Objective –
The listing beneath should be written out in full, exactly as shown.

Listing –
*****

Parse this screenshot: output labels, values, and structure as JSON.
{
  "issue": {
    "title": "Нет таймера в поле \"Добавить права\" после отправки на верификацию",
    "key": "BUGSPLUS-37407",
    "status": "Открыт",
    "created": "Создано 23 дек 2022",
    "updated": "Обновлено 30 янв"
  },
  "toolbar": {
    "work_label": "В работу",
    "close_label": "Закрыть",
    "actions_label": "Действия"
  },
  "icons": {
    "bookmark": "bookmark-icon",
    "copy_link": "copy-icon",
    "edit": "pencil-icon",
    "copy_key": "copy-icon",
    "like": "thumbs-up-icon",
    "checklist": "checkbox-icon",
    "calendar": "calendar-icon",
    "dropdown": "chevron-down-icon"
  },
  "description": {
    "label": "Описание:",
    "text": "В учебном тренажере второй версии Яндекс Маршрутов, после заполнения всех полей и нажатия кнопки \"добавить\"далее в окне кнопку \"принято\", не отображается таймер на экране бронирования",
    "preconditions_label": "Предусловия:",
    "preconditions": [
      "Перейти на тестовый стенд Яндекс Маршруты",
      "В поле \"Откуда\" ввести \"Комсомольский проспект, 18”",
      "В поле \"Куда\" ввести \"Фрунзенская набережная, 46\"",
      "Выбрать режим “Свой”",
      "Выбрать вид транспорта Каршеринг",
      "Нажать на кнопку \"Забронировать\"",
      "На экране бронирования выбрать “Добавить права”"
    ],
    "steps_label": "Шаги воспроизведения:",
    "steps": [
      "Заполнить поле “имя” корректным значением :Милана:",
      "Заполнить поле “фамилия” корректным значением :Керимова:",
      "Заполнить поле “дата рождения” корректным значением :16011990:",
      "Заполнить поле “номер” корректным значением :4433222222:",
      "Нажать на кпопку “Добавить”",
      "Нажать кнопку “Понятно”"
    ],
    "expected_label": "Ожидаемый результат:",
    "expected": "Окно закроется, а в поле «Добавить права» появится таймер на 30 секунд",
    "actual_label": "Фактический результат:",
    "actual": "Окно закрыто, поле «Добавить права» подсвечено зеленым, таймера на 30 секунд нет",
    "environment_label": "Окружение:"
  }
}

*****

Result for this task –
Parse this screenshot: output labels, values, and structure as JSON.
{
  "issue": {
    "title": "Нет таймера в поле \"Добавить права\" после отправки на верификацию",
    "key": "BUGSPLUS-37407",
    "status": "Открыт",
    "created": "Создано 23 дек 2022",
    "updated": "Обновлено 30 янв"
  },
  "toolbar": {
    "work_label": "В работу",
    "close_label": "Закрыть",
    "actions_label": "Действия"
  },
  "icons": {
    "bookmark": "bookmark-icon",
    "copy_link": "copy-icon",
    "edit": "pencil-icon",
    "copy_key": "copy-icon",
    "like": "thumbs-up-icon",
    "checklist": "checkbox-icon",
    "calendar": "calendar-icon",
    "dropdown": "chevron-down-icon"
  },
  "description": {
    "label": "Описание:",
    "text": "В учебном тренажере второй версии Яндекс Маршрутов, после заполнения всех полей и нажатия кнопки \"добавить\"далее в окне кнопку \"принято\", не отображается таймер на экране бронирования",
    "preconditions_label": "Предусловия:",
    "preconditions": [
      "Перейти на тестовый стенд Яндекс Маршруты",
      "В поле \"Откуда\" ввести \"Комсомольский проспект, 18”",
      "В поле \"Куда\" ввести \"Фрунзенская набережная, 46\"",
      "Выбрать режим “Свой”",
      "Выбрать вид транспорта Каршеринг",
      "Нажать на кнопку \"Забронировать\"",
      "На экране бронирования выбрать “Добавить права”"
    ],
    "steps_label": "Шаги воспроизведения:",
    "steps": [
      "Заполнить поле “имя” корректным значением :Милана:",
      "Заполнить поле “фамилия” корректным значением :Керимова:",
      "Заполнить поле “дата рождения” корректным значением :16011990:",
      "Заполнить поле “номер” корректным значением :4433222222:",
      "Нажать на кпопку “Добавить”",
      "Нажать кнопку “Понятно”"
    ],
    "expected_label": "Ожидаемый результат:",
    "expected": "Окно закроется, а в поле «Добавить права» появится таймер на 30 секунд",
    "actual_label": "Фактический результат:",
    "actual": "Окно закрыто, поле «Добавить права» подсвечено зеленым, таймера на 30 секунд нет",
    "environment_label": "Окружение:"
  }
}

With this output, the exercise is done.